Set task A:
In the excerpt on operating and investment items, on what date was the amended Masternaut investment agreement entered into?

=== Excerpt ===

Other operating, net—Our other operating, net includes other operating expenses and income items that do not relate to our core operations or that occur infrequently.
Investment loss—Our investment results relate to our minority interest in Masternaut, a provider of telematics solutions to commercial fleets in Europe, which we historically accounted for using the equity method and recorded our share of earnings and losses. On September 30, 2017, we entered into an amended Masternaut investment agreement that resulted in the loss of significant influence, and we began accounting for the Masternaut investment by applying the cost method. Also includes impairment charges related to Masternaut and other cost method investments.
Other expense (income), net—Our other expense (income), net includes proceeds/costs from the sale of assets, foreign currency transaction gains or losses and other miscellaneous operating costs and revenue.

=== Material to process ===

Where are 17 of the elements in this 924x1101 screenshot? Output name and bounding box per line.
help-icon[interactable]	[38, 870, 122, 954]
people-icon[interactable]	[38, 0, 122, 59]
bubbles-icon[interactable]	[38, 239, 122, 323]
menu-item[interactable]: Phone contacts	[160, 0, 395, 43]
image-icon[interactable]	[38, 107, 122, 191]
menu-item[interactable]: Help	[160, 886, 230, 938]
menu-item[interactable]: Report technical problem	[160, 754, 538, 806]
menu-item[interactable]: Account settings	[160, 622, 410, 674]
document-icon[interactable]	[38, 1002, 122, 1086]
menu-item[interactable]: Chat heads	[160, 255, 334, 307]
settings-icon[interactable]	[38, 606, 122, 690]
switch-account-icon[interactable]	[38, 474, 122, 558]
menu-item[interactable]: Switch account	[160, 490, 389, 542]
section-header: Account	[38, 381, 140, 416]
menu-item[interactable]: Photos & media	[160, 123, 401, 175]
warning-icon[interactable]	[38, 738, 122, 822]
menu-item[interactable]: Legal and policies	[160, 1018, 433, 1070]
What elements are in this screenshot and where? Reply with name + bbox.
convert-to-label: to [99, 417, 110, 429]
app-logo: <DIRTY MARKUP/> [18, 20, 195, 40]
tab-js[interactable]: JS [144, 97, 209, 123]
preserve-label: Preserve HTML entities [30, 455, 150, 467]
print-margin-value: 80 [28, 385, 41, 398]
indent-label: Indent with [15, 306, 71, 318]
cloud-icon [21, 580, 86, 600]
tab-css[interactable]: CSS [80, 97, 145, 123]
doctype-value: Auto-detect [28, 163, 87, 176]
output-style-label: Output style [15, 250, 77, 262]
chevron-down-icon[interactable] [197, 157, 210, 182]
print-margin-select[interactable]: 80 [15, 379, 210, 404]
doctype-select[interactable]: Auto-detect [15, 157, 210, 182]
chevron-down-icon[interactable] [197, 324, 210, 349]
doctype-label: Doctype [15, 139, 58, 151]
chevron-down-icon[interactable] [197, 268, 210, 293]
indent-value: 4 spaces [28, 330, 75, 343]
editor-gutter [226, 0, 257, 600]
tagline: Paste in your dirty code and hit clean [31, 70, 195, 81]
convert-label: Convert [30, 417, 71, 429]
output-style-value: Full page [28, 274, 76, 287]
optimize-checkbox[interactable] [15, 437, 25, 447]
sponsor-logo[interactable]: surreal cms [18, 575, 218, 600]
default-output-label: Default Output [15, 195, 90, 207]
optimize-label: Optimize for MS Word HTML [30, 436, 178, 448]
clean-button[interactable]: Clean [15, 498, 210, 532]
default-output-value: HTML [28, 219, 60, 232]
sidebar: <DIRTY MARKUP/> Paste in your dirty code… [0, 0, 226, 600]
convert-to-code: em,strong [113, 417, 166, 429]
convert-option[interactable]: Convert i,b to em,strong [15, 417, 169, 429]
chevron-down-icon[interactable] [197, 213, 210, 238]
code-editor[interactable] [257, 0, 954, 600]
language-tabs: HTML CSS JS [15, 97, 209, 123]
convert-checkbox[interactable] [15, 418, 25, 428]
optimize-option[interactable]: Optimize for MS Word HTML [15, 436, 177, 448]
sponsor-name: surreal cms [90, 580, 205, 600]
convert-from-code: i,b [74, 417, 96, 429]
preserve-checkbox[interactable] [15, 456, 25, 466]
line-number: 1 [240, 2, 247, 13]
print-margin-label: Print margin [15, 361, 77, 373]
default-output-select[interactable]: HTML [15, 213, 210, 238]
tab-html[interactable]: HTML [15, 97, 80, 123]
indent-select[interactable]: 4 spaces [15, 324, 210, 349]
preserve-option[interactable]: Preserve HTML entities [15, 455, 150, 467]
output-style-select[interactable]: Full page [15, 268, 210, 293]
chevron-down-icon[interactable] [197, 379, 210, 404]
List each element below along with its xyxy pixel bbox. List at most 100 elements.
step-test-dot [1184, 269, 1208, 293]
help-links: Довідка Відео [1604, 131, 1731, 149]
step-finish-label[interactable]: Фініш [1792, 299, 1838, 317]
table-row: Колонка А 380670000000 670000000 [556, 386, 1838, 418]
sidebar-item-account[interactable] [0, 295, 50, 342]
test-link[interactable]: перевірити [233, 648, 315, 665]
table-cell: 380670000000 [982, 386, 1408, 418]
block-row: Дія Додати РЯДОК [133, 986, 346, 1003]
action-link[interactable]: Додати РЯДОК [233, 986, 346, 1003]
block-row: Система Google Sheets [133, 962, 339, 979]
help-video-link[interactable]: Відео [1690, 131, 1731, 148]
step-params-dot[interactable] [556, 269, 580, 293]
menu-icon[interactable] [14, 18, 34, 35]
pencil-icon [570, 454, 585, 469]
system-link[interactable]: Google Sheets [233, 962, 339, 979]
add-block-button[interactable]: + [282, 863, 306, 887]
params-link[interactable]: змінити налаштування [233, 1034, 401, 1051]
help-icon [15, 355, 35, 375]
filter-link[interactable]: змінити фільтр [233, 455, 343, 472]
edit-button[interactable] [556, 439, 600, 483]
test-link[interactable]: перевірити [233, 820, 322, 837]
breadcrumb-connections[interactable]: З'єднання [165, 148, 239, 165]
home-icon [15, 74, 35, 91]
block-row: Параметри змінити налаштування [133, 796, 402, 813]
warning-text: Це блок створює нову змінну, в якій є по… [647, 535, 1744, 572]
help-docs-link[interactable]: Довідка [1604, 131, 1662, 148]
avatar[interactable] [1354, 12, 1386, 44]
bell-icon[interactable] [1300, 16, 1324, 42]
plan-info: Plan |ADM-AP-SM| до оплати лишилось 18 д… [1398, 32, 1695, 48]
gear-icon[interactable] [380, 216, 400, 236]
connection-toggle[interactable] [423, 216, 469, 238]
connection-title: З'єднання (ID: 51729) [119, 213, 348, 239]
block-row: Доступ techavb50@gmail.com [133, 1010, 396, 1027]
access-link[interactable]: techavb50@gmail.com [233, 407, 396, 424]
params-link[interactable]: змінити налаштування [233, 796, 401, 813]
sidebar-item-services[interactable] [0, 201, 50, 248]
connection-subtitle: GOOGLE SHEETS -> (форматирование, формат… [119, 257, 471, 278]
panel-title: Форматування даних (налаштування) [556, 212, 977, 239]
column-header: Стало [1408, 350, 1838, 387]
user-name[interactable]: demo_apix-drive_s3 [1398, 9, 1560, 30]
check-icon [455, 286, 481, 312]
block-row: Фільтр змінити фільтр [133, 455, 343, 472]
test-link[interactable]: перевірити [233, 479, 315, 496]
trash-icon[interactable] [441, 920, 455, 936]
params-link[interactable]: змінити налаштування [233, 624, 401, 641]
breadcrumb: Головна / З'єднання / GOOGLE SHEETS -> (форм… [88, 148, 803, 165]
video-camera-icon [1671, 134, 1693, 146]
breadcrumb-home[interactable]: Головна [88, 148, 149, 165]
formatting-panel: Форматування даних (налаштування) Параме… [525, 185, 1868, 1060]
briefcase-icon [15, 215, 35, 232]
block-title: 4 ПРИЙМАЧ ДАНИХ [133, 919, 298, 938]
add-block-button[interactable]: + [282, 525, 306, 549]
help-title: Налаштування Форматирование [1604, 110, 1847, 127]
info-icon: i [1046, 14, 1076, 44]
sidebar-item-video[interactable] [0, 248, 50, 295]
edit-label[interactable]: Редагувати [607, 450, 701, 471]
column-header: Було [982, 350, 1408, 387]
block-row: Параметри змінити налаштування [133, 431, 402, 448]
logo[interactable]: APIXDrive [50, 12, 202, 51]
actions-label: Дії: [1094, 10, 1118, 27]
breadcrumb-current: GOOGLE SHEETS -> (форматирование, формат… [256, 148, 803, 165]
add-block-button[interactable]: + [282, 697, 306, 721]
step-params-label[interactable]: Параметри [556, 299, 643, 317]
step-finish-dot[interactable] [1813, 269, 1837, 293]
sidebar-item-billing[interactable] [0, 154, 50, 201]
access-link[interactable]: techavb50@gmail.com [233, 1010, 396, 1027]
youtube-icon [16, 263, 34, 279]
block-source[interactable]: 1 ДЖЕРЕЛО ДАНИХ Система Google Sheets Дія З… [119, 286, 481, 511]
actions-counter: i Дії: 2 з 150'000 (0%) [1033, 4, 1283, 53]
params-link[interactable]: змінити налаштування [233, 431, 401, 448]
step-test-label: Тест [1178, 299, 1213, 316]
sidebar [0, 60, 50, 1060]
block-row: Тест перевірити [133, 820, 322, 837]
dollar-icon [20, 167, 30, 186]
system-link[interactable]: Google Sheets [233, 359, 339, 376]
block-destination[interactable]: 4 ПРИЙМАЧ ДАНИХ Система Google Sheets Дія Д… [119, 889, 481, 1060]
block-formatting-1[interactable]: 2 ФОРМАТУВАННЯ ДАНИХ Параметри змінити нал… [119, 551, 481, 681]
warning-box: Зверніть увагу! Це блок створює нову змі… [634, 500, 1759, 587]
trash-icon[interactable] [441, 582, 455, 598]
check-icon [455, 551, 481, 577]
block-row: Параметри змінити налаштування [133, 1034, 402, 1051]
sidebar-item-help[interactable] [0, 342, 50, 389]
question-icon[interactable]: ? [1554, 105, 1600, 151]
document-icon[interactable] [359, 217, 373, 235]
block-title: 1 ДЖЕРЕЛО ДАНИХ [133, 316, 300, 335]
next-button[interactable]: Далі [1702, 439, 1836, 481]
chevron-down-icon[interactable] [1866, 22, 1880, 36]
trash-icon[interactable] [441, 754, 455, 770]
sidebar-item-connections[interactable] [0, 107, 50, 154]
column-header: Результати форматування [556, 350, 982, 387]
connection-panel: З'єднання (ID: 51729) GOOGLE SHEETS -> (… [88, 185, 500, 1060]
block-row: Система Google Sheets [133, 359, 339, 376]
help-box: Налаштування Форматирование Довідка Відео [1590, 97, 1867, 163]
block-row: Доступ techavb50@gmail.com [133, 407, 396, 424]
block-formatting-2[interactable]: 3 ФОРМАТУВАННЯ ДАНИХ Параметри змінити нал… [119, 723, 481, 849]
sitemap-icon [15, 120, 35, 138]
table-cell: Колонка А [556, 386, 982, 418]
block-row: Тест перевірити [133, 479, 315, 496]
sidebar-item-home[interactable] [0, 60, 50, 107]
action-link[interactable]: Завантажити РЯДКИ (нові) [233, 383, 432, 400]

===

Set task B:
Report every line of the entries above that contains the string "фільтр", copying each line in full.

Exercise answer A:
September 30, 2017.

Exercise answer B:
filter-link[interactable]: змінити фільтр [233, 455, 343, 472]
block-row: Фільтр змінити фільтр [133, 455, 343, 472]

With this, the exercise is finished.